**УСЛОВИЯ ЗАДАНИЙ**
**1)** Перепишите слово в слово фрагмент отрывка о британских колониях: от слов «В 1681 году король» до слов «особый пенсильванско-немецкий язык...» включительно.
**2)** Ответьте на вопросы по отрывку о британских колониях:
(a) В каком году Яков Второй подарил земли к западу от реки Делавэр Уильяму Пенну?
(b) Сколько британских колоний насчитывалось через полтора столетия после «Первой высадки» и Дня благодарения?
(c) Как называли себя английские квакеры?

**ОТРЫВОК ТЕКСТА**
⁂
В Пенсильвании, где поначалу хозяйничали шведы и голландцы, к 80-м годам расселились английские квакеры, называвшие себя сами Религиозным обществом друзей, и проповедовавшие, что внутреннее откровение Святого Духа выше авторитета Писания.

В 1681 году король Яков Второй подарил эти земли к Западу от реки Делавэр молодому квакеру Уильяму Пенну. Отсюда, собственно, и название штата. Тогда же вслед за английскими квакерами в Америку последовали немецкие и голландские крайние сектанты — меннониты, анабаптисты, амиши. Любопытно, что пенсильванские немцы, несмотря на значительную ассимиляцию, во многих местах за пределами больших городов сохранили свой особый пенсильванско-немецкий язык...

К концу 17 века восточное побережье Северной Америки стало уже вполне обжитым краем. И через полтора столетия после «Первой высадки» и Дня благодарения их оказалось тринадцать — британских колоний, которым суждено было поднять восстание против метрополии и образовать Соединенные Штаты: Вирджиния, Массачусетс, Род-Айленд, Нью-Йорк, Нью-Джерси, Пенсильвания, Делавэр, Мэриленд, Северная Каролина, Южная Каролина, Джорджия, Нью-Хемпшир и Коннектикут. Всё это были очень разные по базовым ценностям, основам законотворчества и характеру земли, объединенные общей судьбой — их населяли люди и потомки людей, решившихся или обречённых помимо своей воли на разрыв с первой родиной. Здесь, в Новом Свете, они были готовы и надеялись строить жизнь абсолютно наново, начинать её с чистого листа. Им-то и выпало создать невиданное до той поры государство, не выросшее органически из своего прошлого наследия — как оно было, а основанное на умственном принципе — как оно должно было бы быть.

Но это уже совершенно другая история.

Последнее столетие Соединенные Штаты Америки были для наших людей чуть ли не главным раздражителем. Сперва дети убегали «в Америку», потом мы «догоняли и перегоняли» Америку, потом Америка взяла, да решила, что победила нас в Холодной войне и стала единственной сверхдержавой, потом случилась дружба-любовь-жвачка, потом пропала дружба и любовь, осталась одна жвачка с расширением НАТО на Восток и двумя украинскими майданами. Потом случилась украинская война со всеми известными последствиями.

Всё это время отношение к Штатам в России колеблется — в зависимости от личных выборов и политических симпатий — от восторга и вожделения до резкого отталкивания и категорического неприятия. Но в любом случае большая часть русских людей подспудно ждёт если и не реванша, то моральной компенсации за попытку объявить нам тридцать лет тому назад шах и мат, от которого мы отчасти ушли, но за который пока ещё до конца не ответили.
⁂
**Данные для понимания документов**
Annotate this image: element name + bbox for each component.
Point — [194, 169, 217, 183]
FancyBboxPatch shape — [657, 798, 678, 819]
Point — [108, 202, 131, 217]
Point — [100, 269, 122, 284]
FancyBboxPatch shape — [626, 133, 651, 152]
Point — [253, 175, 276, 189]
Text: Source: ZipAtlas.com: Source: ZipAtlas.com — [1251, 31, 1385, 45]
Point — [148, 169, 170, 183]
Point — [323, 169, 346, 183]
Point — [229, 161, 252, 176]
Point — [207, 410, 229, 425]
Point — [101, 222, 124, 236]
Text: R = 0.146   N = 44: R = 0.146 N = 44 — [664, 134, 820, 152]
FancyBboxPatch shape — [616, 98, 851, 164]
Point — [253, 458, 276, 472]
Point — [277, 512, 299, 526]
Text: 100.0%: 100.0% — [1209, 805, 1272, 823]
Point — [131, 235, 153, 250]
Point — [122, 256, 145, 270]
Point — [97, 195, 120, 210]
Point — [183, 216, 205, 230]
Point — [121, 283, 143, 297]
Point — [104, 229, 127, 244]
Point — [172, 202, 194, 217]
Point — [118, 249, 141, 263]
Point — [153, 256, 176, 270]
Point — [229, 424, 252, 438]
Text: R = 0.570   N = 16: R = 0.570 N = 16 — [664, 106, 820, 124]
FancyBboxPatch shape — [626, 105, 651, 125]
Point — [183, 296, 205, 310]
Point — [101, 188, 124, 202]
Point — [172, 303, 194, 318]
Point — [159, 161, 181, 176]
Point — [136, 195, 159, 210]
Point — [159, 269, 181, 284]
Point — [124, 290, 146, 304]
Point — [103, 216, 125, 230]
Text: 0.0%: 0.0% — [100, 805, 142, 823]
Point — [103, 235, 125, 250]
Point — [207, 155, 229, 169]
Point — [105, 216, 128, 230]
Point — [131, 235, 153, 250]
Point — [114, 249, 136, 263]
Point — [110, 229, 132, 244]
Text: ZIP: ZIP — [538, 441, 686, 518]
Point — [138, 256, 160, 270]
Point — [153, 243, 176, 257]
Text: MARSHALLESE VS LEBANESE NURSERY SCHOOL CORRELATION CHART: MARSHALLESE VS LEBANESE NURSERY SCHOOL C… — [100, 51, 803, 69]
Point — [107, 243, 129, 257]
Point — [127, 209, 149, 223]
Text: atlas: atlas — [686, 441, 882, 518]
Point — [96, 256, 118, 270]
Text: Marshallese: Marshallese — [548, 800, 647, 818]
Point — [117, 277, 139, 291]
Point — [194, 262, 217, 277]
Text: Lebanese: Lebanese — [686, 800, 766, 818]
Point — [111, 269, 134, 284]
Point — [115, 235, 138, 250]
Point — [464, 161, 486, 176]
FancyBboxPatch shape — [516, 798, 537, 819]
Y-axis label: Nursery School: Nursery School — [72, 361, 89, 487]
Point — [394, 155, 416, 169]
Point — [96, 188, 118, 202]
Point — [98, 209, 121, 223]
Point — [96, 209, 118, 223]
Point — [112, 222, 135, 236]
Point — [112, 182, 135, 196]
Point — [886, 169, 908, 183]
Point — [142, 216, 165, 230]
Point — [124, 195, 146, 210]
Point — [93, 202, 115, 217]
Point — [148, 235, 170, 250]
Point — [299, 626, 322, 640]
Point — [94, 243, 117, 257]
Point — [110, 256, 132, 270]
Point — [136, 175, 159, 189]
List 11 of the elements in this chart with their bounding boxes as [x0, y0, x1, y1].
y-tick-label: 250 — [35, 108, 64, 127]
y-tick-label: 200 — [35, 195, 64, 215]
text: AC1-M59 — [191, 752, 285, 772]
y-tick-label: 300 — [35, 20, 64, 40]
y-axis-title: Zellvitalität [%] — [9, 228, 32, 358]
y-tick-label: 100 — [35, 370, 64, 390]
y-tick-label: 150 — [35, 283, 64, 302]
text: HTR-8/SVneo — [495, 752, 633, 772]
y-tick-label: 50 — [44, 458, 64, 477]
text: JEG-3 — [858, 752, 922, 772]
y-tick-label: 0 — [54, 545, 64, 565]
⁂
**ВАШИ ОТВЕТЫ**
**1)**
В 1681 году король Яков Второй подарил эти земли к Западу от реки Делавэр молодому квакеру Уильяму Пенну. Отсюда, собственно, и название штата. Тогда же вслед за английскими квакерами в Америку последовали немецкие и голландские крайние сектанты — меннониты, анабаптисты, амиши. Любопытно, что пенсильванские немцы, несмотря на значительную ассимиляцию, во многих местах за пределами больших городов сохранили свой особый пенсильванско-немецкий язык...

**2)**
(a) В 1681 году.
(b) Тринадцать.
(c) Религиозным обществом друзей.